§ EXERCISE
Scan the material for the word "noreply", and copy each line where it shows up.

_ _ _ _

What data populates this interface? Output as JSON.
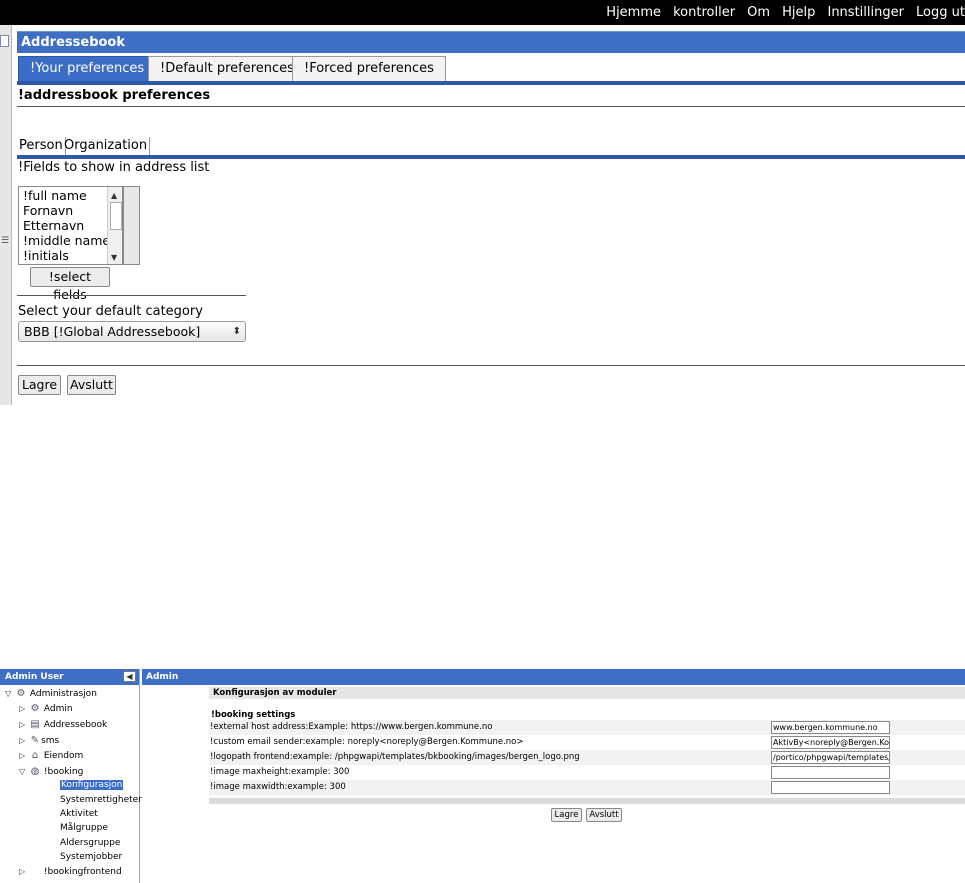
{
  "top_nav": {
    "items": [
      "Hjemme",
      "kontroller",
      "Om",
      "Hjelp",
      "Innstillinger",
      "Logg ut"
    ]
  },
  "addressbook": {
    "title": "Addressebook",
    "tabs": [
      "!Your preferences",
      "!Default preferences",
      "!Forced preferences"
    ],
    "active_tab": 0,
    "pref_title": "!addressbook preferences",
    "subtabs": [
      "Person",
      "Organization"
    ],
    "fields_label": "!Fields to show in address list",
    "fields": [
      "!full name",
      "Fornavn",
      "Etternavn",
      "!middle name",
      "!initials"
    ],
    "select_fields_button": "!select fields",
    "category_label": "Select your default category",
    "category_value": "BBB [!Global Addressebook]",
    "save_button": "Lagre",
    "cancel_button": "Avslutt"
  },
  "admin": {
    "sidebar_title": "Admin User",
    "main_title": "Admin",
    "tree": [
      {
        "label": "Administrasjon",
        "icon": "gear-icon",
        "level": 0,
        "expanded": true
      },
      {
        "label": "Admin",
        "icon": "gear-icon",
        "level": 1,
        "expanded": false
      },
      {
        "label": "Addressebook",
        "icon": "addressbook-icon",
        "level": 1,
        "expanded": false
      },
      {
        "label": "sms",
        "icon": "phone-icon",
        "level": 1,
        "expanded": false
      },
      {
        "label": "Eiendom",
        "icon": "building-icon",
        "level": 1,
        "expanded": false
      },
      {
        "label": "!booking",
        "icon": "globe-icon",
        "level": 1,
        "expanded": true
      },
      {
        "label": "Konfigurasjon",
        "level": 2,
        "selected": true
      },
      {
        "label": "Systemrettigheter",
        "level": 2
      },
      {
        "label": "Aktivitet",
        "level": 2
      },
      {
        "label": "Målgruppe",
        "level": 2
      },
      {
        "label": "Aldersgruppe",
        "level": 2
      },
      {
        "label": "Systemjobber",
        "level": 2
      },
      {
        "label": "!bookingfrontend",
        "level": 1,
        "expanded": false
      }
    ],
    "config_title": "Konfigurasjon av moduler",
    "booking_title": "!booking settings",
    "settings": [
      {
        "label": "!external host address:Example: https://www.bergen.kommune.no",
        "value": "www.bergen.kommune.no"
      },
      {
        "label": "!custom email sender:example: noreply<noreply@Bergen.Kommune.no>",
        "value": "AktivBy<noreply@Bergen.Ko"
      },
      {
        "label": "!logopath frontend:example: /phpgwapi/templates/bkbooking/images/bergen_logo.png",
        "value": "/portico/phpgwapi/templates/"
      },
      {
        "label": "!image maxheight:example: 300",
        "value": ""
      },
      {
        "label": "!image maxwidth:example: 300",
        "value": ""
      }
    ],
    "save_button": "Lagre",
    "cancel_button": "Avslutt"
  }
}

_ _ _ _

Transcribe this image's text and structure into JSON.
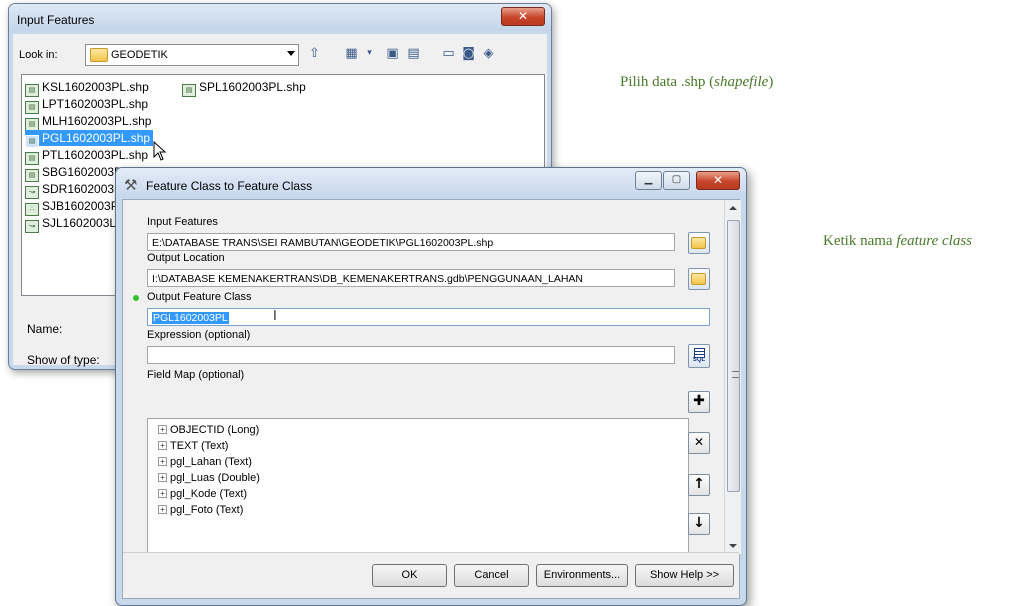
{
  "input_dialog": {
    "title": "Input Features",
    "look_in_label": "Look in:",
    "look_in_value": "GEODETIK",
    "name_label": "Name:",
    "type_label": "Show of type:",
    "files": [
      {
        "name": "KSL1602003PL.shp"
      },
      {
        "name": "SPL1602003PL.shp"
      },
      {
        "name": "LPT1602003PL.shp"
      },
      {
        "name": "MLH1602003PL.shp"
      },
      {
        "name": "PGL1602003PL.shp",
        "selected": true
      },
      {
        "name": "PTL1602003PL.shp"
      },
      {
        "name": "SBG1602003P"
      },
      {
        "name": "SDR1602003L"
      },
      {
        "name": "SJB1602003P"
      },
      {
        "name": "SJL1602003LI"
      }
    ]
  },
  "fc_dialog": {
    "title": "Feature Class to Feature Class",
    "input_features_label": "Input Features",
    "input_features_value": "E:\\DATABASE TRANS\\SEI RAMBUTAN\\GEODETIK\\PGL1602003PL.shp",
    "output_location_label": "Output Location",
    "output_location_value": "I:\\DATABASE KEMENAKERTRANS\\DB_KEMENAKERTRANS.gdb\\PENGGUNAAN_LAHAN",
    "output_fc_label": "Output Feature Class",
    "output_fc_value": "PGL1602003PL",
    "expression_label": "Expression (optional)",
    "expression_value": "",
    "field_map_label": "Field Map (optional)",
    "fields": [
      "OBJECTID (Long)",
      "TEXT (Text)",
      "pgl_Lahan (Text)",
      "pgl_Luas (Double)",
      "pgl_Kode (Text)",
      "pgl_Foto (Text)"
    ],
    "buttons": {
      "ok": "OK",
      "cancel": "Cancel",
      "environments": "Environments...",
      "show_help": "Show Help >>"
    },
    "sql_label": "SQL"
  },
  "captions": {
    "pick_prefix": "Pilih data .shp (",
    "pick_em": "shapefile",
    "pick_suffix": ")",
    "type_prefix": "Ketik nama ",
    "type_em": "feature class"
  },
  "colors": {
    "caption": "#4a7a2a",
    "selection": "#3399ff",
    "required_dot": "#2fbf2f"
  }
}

_ _ _ _

§ ANSWER FOR THE TASK
        "label": "!custom email sender:example: noreply<noreply@Bergen.Kommune.no>",
        "value": "AktivBy<noreply@Bergen.Ko"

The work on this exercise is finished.